Count how many lines contain "arrow" and reply with that number only.

Dataset rows –
☆ ☆ ☆

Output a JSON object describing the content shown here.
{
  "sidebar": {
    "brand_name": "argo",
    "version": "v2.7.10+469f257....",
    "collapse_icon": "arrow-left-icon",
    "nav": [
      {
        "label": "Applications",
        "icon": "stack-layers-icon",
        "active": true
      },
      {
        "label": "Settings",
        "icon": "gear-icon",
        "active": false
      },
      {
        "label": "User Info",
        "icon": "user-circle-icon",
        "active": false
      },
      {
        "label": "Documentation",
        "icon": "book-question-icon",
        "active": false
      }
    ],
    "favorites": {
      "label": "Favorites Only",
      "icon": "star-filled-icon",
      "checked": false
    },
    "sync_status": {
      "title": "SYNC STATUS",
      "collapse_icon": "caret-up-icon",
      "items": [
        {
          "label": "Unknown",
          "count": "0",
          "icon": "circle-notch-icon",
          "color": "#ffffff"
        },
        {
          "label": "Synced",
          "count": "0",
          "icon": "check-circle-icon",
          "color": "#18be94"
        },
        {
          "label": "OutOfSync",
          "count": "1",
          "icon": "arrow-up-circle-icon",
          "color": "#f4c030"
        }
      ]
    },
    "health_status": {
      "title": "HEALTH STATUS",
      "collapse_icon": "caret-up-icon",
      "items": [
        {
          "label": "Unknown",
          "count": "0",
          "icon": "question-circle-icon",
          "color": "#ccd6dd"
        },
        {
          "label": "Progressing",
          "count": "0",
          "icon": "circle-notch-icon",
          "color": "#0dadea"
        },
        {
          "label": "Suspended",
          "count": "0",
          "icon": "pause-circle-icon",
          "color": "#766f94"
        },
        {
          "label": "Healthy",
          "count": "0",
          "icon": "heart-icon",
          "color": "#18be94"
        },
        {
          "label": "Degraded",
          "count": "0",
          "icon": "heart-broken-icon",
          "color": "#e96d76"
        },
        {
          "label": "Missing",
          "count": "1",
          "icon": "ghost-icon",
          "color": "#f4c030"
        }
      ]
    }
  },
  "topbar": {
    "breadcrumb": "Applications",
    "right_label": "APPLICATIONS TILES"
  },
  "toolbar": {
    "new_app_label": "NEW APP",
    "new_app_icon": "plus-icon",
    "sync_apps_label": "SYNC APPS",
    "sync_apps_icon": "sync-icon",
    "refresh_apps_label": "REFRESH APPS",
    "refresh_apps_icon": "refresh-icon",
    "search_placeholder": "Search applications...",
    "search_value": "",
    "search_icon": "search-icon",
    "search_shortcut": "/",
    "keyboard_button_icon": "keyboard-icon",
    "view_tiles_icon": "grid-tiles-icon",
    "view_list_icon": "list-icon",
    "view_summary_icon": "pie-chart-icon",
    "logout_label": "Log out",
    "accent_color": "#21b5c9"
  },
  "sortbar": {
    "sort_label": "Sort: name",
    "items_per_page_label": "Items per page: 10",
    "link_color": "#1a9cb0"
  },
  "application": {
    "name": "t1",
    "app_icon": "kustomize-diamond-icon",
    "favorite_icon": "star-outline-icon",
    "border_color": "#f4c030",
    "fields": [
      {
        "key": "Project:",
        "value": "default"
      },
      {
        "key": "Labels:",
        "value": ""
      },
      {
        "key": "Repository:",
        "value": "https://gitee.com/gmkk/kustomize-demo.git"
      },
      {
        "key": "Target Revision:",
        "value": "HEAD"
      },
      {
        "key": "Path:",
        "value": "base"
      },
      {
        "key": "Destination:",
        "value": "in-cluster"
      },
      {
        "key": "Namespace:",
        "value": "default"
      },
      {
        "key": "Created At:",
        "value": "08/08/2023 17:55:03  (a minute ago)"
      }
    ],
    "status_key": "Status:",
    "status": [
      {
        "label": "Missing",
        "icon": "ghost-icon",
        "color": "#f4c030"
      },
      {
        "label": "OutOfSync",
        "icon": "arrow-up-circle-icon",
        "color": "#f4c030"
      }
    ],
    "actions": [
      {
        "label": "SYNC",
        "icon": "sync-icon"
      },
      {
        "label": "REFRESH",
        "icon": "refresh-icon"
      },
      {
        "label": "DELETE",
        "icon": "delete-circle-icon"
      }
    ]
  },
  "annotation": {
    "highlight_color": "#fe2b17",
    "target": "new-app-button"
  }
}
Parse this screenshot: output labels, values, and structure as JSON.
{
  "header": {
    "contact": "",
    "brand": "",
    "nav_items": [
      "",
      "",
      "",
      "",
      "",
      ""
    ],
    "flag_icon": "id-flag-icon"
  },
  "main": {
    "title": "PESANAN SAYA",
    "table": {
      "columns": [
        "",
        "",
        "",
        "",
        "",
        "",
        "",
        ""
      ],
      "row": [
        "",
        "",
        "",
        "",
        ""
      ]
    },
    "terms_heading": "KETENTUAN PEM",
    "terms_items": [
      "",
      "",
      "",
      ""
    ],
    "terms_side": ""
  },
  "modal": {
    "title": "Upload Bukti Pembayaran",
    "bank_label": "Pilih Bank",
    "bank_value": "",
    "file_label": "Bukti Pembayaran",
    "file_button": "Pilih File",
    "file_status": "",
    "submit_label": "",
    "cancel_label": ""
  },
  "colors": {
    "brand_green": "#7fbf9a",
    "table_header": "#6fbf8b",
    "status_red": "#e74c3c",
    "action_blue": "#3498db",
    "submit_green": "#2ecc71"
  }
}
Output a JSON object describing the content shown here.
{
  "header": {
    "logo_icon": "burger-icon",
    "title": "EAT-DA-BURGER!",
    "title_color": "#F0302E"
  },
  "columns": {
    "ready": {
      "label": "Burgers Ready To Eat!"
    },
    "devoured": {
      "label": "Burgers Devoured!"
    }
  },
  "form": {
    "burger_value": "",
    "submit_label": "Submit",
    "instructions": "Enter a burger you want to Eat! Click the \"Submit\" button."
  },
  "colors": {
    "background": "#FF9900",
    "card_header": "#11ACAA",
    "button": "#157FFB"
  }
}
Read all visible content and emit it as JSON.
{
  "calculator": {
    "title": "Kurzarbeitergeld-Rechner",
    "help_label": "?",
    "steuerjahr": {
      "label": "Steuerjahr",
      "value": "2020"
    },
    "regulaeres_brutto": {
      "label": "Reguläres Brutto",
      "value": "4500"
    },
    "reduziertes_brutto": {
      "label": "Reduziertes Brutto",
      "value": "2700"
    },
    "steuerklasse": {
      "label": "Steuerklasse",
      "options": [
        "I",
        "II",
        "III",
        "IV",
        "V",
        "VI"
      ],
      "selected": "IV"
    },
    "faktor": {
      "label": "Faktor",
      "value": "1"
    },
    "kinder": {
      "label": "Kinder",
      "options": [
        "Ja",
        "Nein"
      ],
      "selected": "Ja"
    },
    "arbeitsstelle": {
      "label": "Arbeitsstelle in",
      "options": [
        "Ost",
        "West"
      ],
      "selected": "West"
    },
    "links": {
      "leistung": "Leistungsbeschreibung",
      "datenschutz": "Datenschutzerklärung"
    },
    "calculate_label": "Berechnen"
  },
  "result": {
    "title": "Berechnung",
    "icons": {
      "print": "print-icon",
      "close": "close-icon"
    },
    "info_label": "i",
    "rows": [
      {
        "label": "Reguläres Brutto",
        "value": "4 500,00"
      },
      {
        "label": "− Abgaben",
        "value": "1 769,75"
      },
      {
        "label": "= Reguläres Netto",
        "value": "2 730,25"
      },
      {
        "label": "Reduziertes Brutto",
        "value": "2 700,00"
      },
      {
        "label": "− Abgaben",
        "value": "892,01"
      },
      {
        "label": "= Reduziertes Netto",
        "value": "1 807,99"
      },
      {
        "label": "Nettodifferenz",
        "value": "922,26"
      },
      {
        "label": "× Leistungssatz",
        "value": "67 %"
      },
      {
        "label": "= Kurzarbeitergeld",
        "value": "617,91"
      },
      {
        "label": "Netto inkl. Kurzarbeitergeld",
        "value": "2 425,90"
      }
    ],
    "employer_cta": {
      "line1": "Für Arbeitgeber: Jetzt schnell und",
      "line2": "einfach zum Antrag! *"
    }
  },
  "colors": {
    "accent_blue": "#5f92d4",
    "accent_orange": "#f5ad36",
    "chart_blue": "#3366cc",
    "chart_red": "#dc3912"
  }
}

☆ ☆ ☆

The solution –
3